• Stated exercise
Transcribe all the records with complete accuracy.
↓↓↓
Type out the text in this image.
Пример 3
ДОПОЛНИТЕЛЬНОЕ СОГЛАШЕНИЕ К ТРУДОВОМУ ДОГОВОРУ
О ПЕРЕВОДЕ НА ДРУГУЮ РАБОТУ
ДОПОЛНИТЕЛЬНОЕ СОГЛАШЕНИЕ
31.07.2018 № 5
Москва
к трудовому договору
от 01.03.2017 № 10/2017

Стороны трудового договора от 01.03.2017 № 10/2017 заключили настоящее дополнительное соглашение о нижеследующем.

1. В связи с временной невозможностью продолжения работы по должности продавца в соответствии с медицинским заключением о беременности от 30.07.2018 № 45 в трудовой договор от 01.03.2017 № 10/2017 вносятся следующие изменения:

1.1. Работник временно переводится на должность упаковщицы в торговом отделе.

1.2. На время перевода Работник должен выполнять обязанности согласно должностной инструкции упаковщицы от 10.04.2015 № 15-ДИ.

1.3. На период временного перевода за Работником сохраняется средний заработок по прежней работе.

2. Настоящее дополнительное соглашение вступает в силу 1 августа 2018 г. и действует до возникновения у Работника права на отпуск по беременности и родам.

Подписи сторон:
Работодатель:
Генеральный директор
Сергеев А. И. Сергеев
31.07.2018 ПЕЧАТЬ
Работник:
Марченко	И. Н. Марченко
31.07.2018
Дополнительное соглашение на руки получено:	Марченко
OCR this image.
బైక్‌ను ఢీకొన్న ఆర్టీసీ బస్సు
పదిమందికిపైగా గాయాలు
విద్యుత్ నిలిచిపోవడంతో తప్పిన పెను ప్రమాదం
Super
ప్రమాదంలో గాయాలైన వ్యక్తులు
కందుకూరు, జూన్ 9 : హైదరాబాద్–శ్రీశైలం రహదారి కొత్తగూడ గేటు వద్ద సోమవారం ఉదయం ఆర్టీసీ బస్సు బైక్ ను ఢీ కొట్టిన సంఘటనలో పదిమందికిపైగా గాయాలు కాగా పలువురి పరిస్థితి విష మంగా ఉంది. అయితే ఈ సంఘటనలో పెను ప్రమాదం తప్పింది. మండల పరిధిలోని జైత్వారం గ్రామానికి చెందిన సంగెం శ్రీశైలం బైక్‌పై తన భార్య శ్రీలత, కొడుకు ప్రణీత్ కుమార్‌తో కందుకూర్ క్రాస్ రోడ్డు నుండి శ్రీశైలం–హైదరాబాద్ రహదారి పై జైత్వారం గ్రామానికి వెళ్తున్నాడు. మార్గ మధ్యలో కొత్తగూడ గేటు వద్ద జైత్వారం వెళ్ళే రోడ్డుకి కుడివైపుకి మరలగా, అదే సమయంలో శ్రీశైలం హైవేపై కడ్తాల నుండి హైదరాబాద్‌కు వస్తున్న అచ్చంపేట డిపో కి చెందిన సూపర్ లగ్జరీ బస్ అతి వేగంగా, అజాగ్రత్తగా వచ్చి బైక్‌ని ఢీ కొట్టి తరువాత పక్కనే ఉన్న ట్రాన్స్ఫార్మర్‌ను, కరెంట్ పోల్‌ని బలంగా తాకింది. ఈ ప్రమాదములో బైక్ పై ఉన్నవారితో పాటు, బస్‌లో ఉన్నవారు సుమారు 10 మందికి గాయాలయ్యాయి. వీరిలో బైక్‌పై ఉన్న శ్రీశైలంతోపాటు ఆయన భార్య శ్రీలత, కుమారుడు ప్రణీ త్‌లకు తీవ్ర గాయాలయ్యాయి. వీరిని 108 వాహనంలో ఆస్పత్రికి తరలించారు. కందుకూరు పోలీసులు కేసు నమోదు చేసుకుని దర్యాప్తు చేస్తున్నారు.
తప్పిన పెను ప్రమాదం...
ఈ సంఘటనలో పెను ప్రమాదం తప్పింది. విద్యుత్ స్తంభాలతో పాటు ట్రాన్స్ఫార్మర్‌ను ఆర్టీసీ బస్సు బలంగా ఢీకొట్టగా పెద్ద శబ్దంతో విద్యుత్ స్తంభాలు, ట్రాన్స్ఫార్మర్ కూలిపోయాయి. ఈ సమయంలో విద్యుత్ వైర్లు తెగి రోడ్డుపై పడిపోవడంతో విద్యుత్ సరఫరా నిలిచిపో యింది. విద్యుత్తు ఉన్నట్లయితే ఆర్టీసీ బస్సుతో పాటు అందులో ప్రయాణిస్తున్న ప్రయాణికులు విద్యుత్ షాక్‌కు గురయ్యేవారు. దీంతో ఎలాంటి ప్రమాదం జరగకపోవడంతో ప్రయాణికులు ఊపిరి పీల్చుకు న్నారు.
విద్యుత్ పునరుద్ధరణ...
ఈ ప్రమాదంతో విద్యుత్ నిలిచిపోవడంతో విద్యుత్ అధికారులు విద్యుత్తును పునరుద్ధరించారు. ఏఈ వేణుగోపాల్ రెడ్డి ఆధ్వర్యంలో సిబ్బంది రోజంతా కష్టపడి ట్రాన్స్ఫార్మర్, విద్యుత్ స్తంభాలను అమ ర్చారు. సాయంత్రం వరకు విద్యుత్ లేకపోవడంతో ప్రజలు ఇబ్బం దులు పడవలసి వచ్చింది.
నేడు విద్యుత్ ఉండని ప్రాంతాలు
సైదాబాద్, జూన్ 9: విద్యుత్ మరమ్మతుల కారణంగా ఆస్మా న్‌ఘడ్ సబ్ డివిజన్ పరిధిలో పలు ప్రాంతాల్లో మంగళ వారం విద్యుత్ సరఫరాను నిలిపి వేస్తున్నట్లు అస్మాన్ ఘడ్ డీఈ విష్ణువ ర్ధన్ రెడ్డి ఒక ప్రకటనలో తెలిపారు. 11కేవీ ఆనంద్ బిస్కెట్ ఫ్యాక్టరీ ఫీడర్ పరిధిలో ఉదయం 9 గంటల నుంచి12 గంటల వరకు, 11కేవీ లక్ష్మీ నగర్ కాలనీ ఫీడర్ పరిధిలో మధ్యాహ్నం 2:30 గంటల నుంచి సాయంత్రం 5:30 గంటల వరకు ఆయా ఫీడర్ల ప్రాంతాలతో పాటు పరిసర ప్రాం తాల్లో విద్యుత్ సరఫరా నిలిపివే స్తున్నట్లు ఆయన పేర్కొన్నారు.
↑↑↑
• Reply
Type out the text in this image.
Пример 3
ДОПОЛНИТЕЛЬНОЕ СОГЛАШЕНИЕ К ТРУДОВОМУ ДОГОВОРУ
О ПЕРЕВОДЕ НА ДРУГУЮ РАБОТУ
ДОПОЛНИТЕЛЬНОЕ СОГЛАШЕНИЕ
31.07.2018 № 5
Москва
к трудовому договору
от 01.03.2017 № 10/2017

Стороны трудового договора от 01.03.2017 № 10/2017 заключили настоящее дополнительное соглашение о нижеследующем.

1. В связи с временной невозможностью продолжения работы по должности продавца в соответствии с медицинским заключением о беременности от 30.07.2018 № 45 в трудовой договор от 01.03.2017 № 10/2017 вносятся следующие изменения:

1.1. Работник временно переводится на должность упаковщицы в торговом отделе.

1.2. На время перевода Работник должен выполнять обязанности согласно должностной инструкции упаковщицы от 10.04.2015 № 15-ДИ.

1.3. На период временного перевода за Работником сохраняется средний заработок по прежней работе.

2. Настоящее дополнительное соглашение вступает в силу 1 августа 2018 г. и действует до возникновения у Работника права на отпуск по беременности и родам.

Подписи сторон:
Работодатель:
Генеральный директор
Сергеев А. И. Сергеев
31.07.2018 ПЕЧАТЬ
Работник:
Марченко	И. Н. Марченко
31.07.2018
Дополнительное соглашение на руки получено:	Марченко
OCR this image.
బైక్‌ను ఢీకొన్న ఆర్టీసీ బస్సు
పదిమందికిపైగా గాయాలు
విద్యుత్ నిలిచిపోవడంతో తప్పిన పెను ప్రమాదం
Super
ప్రమాదంలో గాయాలైన వ్యక్తులు
కందుకూరు, జూన్ 9 : హైదరాబాద్–శ్రీశైలం రహదారి కొత్తగూడ గేటు వద్ద సోమవారం ఉదయం ఆర్టీసీ బస్సు బైక్ ను ఢీ కొట్టిన సంఘటనలో పదిమందికిపైగా గాయాలు కాగా పలువురి పరిస్థితి విష మంగా ఉంది. అయితే ఈ సంఘటనలో పెను ప్రమాదం తప్పింది. మండల పరిధిలోని జైత్వారం గ్రామానికి చెందిన సంగెం శ్రీశైలం బైక్‌పై తన భార్య శ్రీలత, కొడుకు ప్రణీత్ కుమార్‌తో కందుకూర్ క్రాస్ రోడ్డు నుండి శ్రీశైలం–హైదరాబాద్ రహదారి పై జైత్వారం గ్రామానికి వెళ్తున్నాడు. మార్గ మధ్యలో కొత్తగూడ గేటు వద్ద జైత్వారం వెళ్ళే రోడ్డుకి కుడివైపుకి మరలగా, అదే సమయంలో శ్రీశైలం హైవేపై కడ్తాల నుండి హైదరాబాద్‌కు వస్తున్న అచ్చంపేట డిపో కి చెందిన సూపర్ లగ్జరీ బస్ అతి వేగంగా, అజాగ్రత్తగా వచ్చి బైక్‌ని ఢీ కొట్టి తరువాత పక్కనే ఉన్న ట్రాన్స్ఫార్మర్‌ను, కరెంట్ పోల్‌ని బలంగా తాకింది. ఈ ప్రమాదములో బైక్ పై ఉన్నవారితో పాటు, బస్‌లో ఉన్నవారు సుమారు 10 మందికి గాయాలయ్యాయి. వీరిలో బైక్‌పై ఉన్న శ్రీశైలంతోపాటు ఆయన భార్య శ్రీలత, కుమారుడు ప్రణీ త్‌లకు తీవ్ర గాయాలయ్యాయి. వీరిని 108 వాహనంలో ఆస్పత్రికి తరలించారు. కందుకూరు పోలీసులు కేసు నమోదు చేసుకుని దర్యాప్తు చేస్తున్నారు.
తప్పిన పెను ప్రమాదం...
ఈ సంఘటనలో పెను ప్రమాదం తప్పింది. విద్యుత్ స్తంభాలతో పాటు ట్రాన్స్ఫార్మర్‌ను ఆర్టీసీ బస్సు బలంగా ఢీకొట్టగా పెద్ద శబ్దంతో విద్యుత్ స్తంభాలు, ట్రాన్స్ఫార్మర్ కూలిపోయాయి. ఈ సమయంలో విద్యుత్ వైర్లు తెగి రోడ్డుపై పడిపోవడంతో విద్యుత్ సరఫరా నిలిచిపో యింది. విద్యుత్తు ఉన్నట్లయితే ఆర్టీసీ బస్సుతో పాటు అందులో ప్రయాణిస్తున్న ప్రయాణికులు విద్యుత్ షాక్‌కు గురయ్యేవారు. దీంతో ఎలాంటి ప్రమాదం జరగకపోవడంతో ప్రయాణికులు ఊపిరి పీల్చుకు న్నారు.
విద్యుత్ పునరుద్ధరణ...
ఈ ప్రమాదంతో విద్యుత్ నిలిచిపోవడంతో విద్యుత్ అధికారులు విద్యుత్తును పునరుద్ధరించారు. ఏఈ వేణుగోపాల్ రెడ్డి ఆధ్వర్యంలో సిబ్బంది రోజంతా కష్టపడి ట్రాన్స్ఫార్మర్, విద్యుత్ స్తంభాలను అమ ర్చారు. సాయంత్రం వరకు విద్యుత్ లేకపోవడంతో ప్రజలు ఇబ్బం దులు పడవలసి వచ్చింది.
నేడు విద్యుత్ ఉండని ప్రాంతాలు
సైదాబాద్, జూన్ 9: విద్యుత్ మరమ్మతుల కారణంగా ఆస్మా న్‌ఘడ్ సబ్ డివిజన్ పరిధిలో పలు ప్రాంతాల్లో మంగళ వారం విద్యుత్ సరఫరాను నిలిపి వేస్తున్నట్లు అస్మాన్ ఘడ్ డీఈ విష్ణువ ర్ధన్ రెడ్డి ఒక ప్రకటనలో తెలిపారు. 11కేవీ ఆనంద్ బిస్కెట్ ఫ్యాక్టరీ ఫీడర్ పరిధిలో ఉదయం 9 గంటల నుంచి12 గంటల వరకు, 11కేవీ లక్ష్మీ నగర్ కాలనీ ఫీడర్ పరిధిలో మధ్యాహ్నం 2:30 గంటల నుంచి సాయంత్రం 5:30 గంటల వరకు ఆయా ఫీడర్ల ప్రాంతాలతో పాటు పరిసర ప్రాం తాల్లో విద్యుత్ సరఫరా నిలిపివే స్తున్నట్లు ఆయన పేర్కొన్నారు.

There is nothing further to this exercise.